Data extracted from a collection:
+-------+

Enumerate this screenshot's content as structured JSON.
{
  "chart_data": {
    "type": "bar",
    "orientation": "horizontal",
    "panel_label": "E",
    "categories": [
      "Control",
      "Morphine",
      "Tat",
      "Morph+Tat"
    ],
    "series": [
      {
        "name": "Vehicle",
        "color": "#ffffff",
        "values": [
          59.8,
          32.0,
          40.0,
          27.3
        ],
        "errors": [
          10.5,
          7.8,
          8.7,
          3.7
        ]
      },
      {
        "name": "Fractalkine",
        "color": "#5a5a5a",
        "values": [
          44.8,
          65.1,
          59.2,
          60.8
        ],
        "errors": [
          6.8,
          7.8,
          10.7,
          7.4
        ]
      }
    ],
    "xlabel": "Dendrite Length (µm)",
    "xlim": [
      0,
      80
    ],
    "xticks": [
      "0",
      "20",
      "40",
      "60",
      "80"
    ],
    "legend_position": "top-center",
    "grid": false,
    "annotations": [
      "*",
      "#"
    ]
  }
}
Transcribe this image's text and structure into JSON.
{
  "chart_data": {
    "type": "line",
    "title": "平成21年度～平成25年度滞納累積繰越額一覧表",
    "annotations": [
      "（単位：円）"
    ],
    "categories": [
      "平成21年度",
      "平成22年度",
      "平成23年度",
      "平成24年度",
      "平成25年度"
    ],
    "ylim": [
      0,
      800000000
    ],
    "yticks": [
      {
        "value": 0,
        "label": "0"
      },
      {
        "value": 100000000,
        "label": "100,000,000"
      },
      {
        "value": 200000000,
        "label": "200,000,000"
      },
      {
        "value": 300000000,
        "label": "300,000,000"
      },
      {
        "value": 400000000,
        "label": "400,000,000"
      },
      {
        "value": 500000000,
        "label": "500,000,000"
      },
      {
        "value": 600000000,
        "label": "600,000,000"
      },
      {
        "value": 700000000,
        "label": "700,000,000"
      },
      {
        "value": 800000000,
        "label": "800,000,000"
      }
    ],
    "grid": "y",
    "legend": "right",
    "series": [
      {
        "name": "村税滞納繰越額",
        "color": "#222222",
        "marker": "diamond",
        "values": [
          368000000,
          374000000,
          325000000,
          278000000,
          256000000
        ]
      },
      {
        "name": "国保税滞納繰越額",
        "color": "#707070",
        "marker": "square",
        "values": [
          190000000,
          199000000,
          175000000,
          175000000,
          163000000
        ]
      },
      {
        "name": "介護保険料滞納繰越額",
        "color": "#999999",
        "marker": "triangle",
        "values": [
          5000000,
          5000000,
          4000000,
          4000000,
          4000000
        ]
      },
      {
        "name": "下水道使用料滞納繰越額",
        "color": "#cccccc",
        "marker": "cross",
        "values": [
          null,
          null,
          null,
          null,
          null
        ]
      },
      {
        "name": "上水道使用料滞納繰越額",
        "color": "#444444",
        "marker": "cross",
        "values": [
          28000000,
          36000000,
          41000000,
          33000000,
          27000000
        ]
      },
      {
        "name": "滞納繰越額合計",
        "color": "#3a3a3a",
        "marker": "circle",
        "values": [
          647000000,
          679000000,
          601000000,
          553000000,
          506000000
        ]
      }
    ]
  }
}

+-------+

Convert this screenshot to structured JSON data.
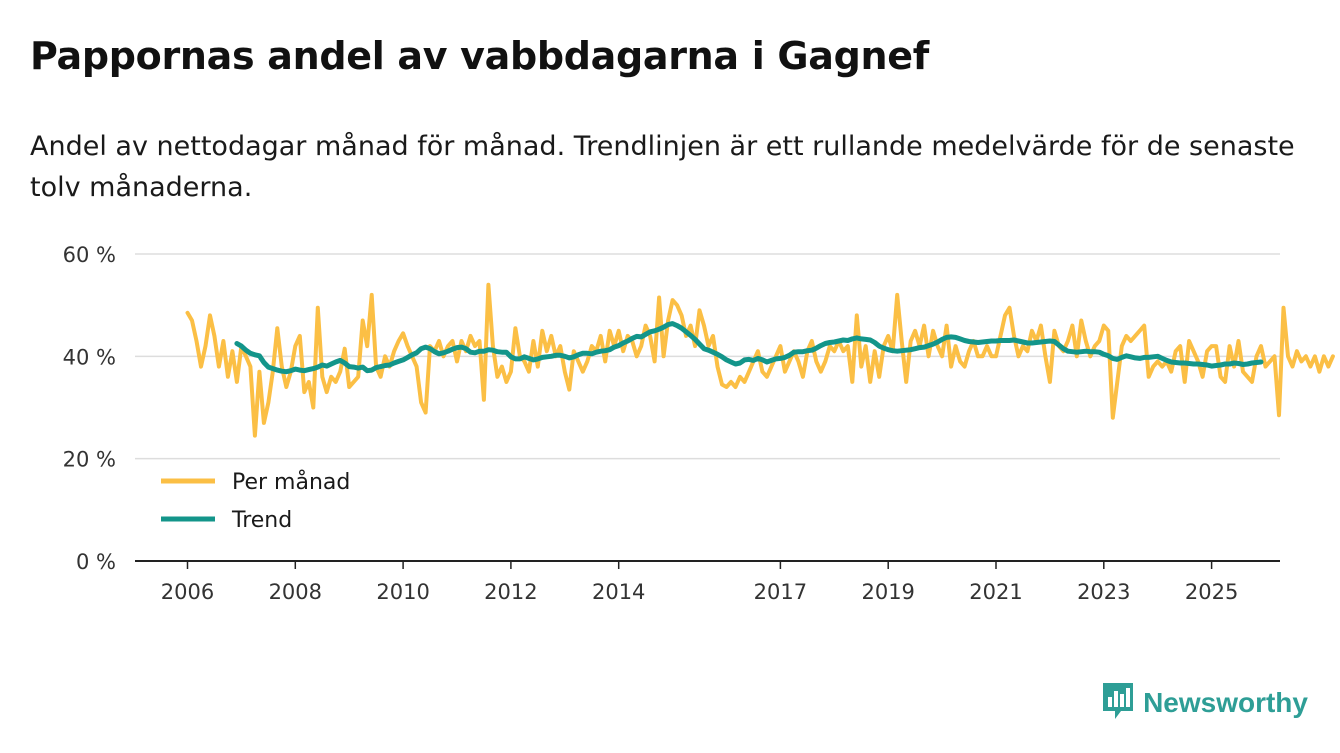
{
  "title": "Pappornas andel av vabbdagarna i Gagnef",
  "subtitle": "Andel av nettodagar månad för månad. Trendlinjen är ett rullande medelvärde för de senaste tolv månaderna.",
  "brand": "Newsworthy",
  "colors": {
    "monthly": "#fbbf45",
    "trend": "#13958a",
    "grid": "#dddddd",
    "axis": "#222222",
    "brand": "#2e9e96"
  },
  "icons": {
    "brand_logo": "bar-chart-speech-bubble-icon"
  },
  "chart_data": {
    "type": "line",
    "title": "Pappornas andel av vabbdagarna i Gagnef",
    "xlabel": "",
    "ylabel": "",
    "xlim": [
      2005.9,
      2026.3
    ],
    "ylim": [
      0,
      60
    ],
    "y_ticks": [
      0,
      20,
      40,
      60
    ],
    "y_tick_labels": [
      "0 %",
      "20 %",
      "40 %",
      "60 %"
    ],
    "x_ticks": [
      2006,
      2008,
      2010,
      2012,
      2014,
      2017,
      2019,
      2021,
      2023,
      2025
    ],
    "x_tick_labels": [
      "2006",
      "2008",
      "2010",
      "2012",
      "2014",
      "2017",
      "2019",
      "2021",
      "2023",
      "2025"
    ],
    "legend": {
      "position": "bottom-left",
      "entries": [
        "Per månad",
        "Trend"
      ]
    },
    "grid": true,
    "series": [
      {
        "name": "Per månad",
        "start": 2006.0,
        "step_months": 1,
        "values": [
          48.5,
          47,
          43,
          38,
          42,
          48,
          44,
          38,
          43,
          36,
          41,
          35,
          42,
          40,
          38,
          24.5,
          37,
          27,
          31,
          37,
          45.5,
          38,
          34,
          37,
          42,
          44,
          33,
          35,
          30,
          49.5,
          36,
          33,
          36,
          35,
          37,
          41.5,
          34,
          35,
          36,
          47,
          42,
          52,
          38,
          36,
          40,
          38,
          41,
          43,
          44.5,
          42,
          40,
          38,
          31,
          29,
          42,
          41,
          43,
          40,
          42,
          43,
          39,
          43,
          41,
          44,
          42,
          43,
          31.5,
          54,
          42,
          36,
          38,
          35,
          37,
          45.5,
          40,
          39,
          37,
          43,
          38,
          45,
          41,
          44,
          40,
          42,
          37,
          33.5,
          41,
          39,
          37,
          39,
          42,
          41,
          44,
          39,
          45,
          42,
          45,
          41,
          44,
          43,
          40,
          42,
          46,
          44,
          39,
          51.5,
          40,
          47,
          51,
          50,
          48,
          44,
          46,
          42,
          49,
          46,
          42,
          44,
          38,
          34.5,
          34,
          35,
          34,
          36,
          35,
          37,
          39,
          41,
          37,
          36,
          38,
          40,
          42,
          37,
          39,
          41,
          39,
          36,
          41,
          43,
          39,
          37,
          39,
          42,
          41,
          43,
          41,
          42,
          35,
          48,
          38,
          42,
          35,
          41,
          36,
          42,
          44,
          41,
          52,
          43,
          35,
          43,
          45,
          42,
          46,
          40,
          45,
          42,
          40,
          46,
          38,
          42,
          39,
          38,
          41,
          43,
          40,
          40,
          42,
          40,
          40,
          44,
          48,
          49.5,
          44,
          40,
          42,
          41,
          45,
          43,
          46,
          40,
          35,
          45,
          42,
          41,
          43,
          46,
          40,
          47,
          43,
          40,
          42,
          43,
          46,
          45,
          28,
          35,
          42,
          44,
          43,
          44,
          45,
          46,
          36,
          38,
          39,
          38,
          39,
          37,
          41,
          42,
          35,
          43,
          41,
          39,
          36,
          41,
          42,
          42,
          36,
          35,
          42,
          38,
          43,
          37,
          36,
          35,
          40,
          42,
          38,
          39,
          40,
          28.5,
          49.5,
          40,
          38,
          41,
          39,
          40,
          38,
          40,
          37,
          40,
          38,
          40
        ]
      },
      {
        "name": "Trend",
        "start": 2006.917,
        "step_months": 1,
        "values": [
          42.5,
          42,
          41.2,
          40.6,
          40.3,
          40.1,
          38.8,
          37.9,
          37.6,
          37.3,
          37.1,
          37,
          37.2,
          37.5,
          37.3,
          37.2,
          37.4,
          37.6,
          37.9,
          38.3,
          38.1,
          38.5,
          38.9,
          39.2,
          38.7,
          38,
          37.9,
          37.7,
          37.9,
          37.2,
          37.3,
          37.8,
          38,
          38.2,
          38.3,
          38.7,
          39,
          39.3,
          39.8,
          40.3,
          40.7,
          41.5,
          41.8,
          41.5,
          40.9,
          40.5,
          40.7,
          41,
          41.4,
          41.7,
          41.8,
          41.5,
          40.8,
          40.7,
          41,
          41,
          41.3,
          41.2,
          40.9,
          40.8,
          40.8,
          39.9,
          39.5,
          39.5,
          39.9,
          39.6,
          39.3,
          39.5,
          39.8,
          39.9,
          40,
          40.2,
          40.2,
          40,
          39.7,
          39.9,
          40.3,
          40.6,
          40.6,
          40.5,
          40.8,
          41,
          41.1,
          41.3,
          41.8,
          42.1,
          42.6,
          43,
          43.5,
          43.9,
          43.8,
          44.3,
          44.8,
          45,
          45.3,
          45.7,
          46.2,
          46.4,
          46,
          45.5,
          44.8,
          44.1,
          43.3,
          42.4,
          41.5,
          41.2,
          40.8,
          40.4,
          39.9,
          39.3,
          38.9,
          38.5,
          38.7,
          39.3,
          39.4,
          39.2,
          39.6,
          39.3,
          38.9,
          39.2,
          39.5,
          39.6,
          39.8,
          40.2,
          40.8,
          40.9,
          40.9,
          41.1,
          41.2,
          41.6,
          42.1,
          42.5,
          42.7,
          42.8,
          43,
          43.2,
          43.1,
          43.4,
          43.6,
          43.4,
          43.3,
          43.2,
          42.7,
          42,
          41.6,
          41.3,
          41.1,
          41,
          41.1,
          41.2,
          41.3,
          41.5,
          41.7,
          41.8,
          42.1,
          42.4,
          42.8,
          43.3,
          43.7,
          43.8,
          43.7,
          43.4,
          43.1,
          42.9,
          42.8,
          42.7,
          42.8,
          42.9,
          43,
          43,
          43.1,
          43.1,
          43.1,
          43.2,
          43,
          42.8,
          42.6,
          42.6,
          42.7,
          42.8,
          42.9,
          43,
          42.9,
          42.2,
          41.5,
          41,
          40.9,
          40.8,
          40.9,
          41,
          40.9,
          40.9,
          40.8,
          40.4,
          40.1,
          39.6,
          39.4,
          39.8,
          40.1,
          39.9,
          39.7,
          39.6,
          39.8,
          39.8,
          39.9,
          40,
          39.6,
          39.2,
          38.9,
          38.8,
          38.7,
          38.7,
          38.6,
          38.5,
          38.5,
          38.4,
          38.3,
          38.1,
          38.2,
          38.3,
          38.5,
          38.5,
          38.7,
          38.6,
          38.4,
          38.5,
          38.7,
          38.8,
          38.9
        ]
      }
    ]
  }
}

+-------+

STATED EXERCISE => Above are the records. Copy every line in them holding "JSON".

ANSWER IN FULL =>
Enumerate this screenshot's content as structured JSON.
Transcribe this image's text and structure into JSON.
Convert this screenshot to structured JSON data.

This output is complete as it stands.